REQUIRED WORK: Check every line below for the word "melden" and copy the ones that have it.

===

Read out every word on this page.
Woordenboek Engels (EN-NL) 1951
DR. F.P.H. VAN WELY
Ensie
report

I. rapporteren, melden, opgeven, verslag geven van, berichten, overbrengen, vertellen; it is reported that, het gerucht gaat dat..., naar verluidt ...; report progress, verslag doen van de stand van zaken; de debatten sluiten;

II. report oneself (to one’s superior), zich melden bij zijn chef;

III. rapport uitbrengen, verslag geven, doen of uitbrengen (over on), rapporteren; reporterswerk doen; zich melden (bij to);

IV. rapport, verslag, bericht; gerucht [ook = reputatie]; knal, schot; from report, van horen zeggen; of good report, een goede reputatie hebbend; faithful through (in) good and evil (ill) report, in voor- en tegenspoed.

===

TASK ANSWER:
I. rapporteren, melden, opgeven, verslag geven van, berichten, overbrengen, vertellen; it is reported that, het gerucht gaat dat..., naar verluidt ...; report progress, verslag doen van de stand van zaken; de debatten sluiten;
II. report oneself (to one’s superior), zich melden bij zijn chef;
III. rapport uitbrengen, verslag geven, doen of uitbrengen (over on), rapporteren; reporterswerk doen; zich melden (bij to);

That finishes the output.